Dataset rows
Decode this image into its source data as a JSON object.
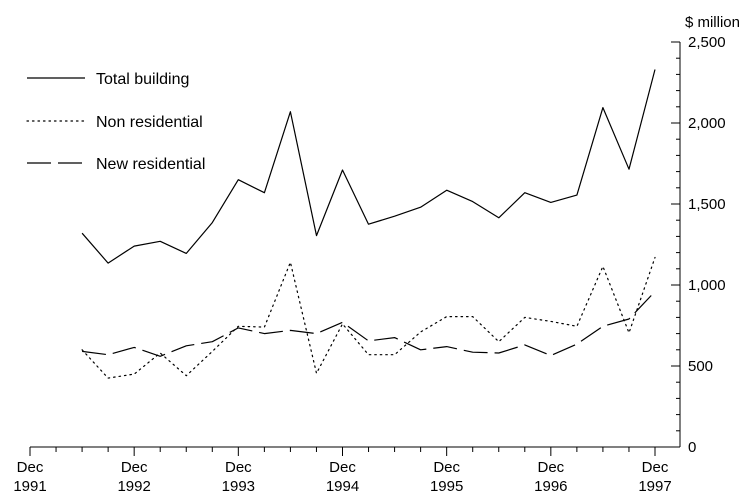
{
  "chart_data": {
    "type": "line",
    "title": "",
    "xlabel": "",
    "ylabel": "",
    "y_unit_label": "$ million",
    "ylim": [
      0,
      2500
    ],
    "y_ticks": [
      {
        "value": 0,
        "label": "0"
      },
      {
        "value": 500,
        "label": "500"
      },
      {
        "value": 1000,
        "label": "1,000"
      },
      {
        "value": 1500,
        "label": "1,500"
      },
      {
        "value": 2000,
        "label": "2,000"
      },
      {
        "value": 2500,
        "label": "2,500"
      }
    ],
    "x_ticks": [
      {
        "label_top": "Dec",
        "label_bottom": "1991"
      },
      {
        "label_top": "Dec",
        "label_bottom": "1992"
      },
      {
        "label_top": "Dec",
        "label_bottom": "1993"
      },
      {
        "label_top": "Dec",
        "label_bottom": "1994"
      },
      {
        "label_top": "Dec",
        "label_bottom": "1995"
      },
      {
        "label_top": "Dec",
        "label_bottom": "1996"
      },
      {
        "label_top": "Dec",
        "label_bottom": "1997"
      }
    ],
    "legend_position": "top-left",
    "x": [
      "Jun 1992",
      "Sep 1992",
      "Dec 1992",
      "Mar 1993",
      "Jun 1993",
      "Sep 1993",
      "Dec 1993",
      "Mar 1994",
      "Jun 1994",
      "Sep 1994",
      "Dec 1994",
      "Mar 1995",
      "Jun 1995",
      "Sep 1995",
      "Dec 1995",
      "Mar 1996",
      "Jun 1996",
      "Sep 1996",
      "Dec 1996",
      "Mar 1997",
      "Jun 1997",
      "Sep 1997",
      "Dec 1997"
    ],
    "series": [
      {
        "name": "Total building",
        "style": "solid",
        "values": [
          1320,
          1135,
          1240,
          1270,
          1195,
          1385,
          1650,
          1570,
          2070,
          1305,
          1710,
          1375,
          1425,
          1480,
          1585,
          1515,
          1415,
          1570,
          1510,
          1555,
          2095,
          1715,
          2330
        ]
      },
      {
        "name": "Non residential",
        "style": "dotted",
        "values": [
          600,
          425,
          450,
          580,
          440,
          590,
          745,
          740,
          1140,
          455,
          760,
          570,
          570,
          710,
          805,
          805,
          650,
          800,
          775,
          745,
          1115,
          705,
          1170
        ]
      },
      {
        "name": "New residential",
        "style": "dashed",
        "values": [
          590,
          570,
          615,
          560,
          625,
          650,
          735,
          700,
          720,
          700,
          770,
          655,
          675,
          600,
          620,
          585,
          580,
          630,
          565,
          635,
          745,
          790,
          960
        ]
      }
    ]
  }
}
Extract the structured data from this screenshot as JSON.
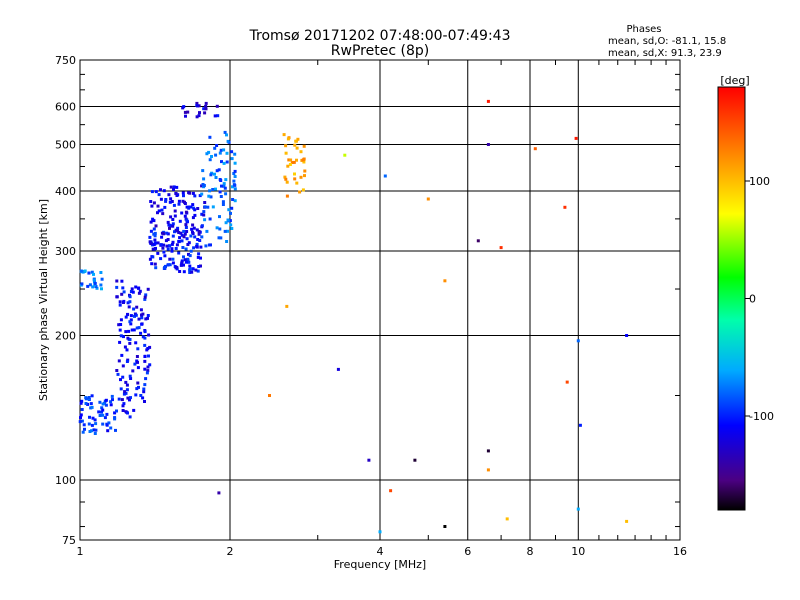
{
  "chart_data": {
    "type": "scatter",
    "title": "Tromsø 20171202 07:48:00-07:49:43",
    "subtitle": "RwPretec (8p)",
    "xlabel": "Frequency [MHz]",
    "ylabel": "Stationary phase Virtual Height [km]",
    "x_scale": "log",
    "y_scale": "log",
    "xlim": [
      1,
      16
    ],
    "ylim": [
      75,
      750
    ],
    "x_ticks": [
      1,
      2,
      4,
      6,
      8,
      10,
      16
    ],
    "x_tick_labels": [
      "1",
      "2",
      "4",
      "6",
      "8",
      "10",
      "16"
    ],
    "y_ticks": [
      75,
      100,
      200,
      300,
      400,
      500,
      600,
      750
    ],
    "y_tick_labels": [
      "75",
      "100",
      "200",
      "300",
      "400",
      "500",
      "600",
      "750"
    ],
    "grid": true,
    "phase_box": {
      "title": "Phases",
      "line1": "mean, sd,O: -81.1, 15.8",
      "line2": "mean, sd,X:  91.3, 23.9"
    },
    "colorbar": {
      "label": "[deg]",
      "min": -180,
      "max": 180,
      "ticks": [
        100,
        0,
        -100
      ],
      "tick_labels": [
        "100",
        "0",
        "-100"
      ]
    },
    "traces": [
      {
        "x_range": [
          1.0,
          1.18
        ],
        "y_range": [
          125,
          150
        ],
        "phase": -95,
        "n": 60
      },
      {
        "x_range": [
          1.18,
          1.38
        ],
        "y_range": [
          135,
          260
        ],
        "phase": -110,
        "n": 140
      },
      {
        "x_range": [
          1.38,
          1.75
        ],
        "y_range": [
          270,
          330
        ],
        "phase": -105,
        "n": 120
      },
      {
        "x_range": [
          1.38,
          1.78
        ],
        "y_range": [
          320,
          410
        ],
        "phase": -115,
        "n": 100
      },
      {
        "x_range": [
          1.75,
          2.05
        ],
        "y_range": [
          300,
          530
        ],
        "phase": -80,
        "n": 90
      },
      {
        "x_range": [
          1.6,
          1.9
        ],
        "y_range": [
          570,
          610
        ],
        "phase": -120,
        "n": 20
      },
      {
        "x_range": [
          2.55,
          2.85
        ],
        "y_range": [
          390,
          530
        ],
        "phase": 110,
        "n": 35
      },
      {
        "x_range": [
          1.0,
          1.12
        ],
        "y_range": [
          250,
          275
        ],
        "phase": -75,
        "n": 25
      }
    ],
    "points": [
      {
        "x": 6.6,
        "y": 615,
        "phase": 170
      },
      {
        "x": 6.6,
        "y": 500,
        "phase": -140
      },
      {
        "x": 9.9,
        "y": 515,
        "phase": 170
      },
      {
        "x": 8.2,
        "y": 490,
        "phase": 140
      },
      {
        "x": 9.4,
        "y": 370,
        "phase": 160
      },
      {
        "x": 7.0,
        "y": 305,
        "phase": 160
      },
      {
        "x": 3.4,
        "y": 475,
        "phase": 60
      },
      {
        "x": 4.1,
        "y": 430,
        "phase": -80
      },
      {
        "x": 5.0,
        "y": 385,
        "phase": 120
      },
      {
        "x": 6.3,
        "y": 315,
        "phase": -160
      },
      {
        "x": 5.4,
        "y": 260,
        "phase": 120
      },
      {
        "x": 2.6,
        "y": 230,
        "phase": 110
      },
      {
        "x": 2.4,
        "y": 150,
        "phase": 130
      },
      {
        "x": 3.3,
        "y": 170,
        "phase": -120
      },
      {
        "x": 3.8,
        "y": 110,
        "phase": -130
      },
      {
        "x": 4.7,
        "y": 110,
        "phase": -170
      },
      {
        "x": 6.6,
        "y": 115,
        "phase": -170
      },
      {
        "x": 6.6,
        "y": 105,
        "phase": 120
      },
      {
        "x": 10.0,
        "y": 195,
        "phase": -80
      },
      {
        "x": 12.5,
        "y": 200,
        "phase": -110
      },
      {
        "x": 9.5,
        "y": 160,
        "phase": 150
      },
      {
        "x": 10.1,
        "y": 130,
        "phase": -100
      },
      {
        "x": 10.0,
        "y": 87,
        "phase": -60
      },
      {
        "x": 12.5,
        "y": 82,
        "phase": 100
      },
      {
        "x": 7.2,
        "y": 83,
        "phase": 100
      },
      {
        "x": 4.2,
        "y": 95,
        "phase": 150
      },
      {
        "x": 5.4,
        "y": 80,
        "phase": -180
      },
      {
        "x": 4.0,
        "y": 78,
        "phase": -60
      },
      {
        "x": 1.9,
        "y": 94,
        "phase": -140
      }
    ]
  }
}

▸ **Work instructions**: Pull out each line of the records holding the string "residential".

▸ **Solved exercise**:
        "name": "Non residential",
        "name": "New residential",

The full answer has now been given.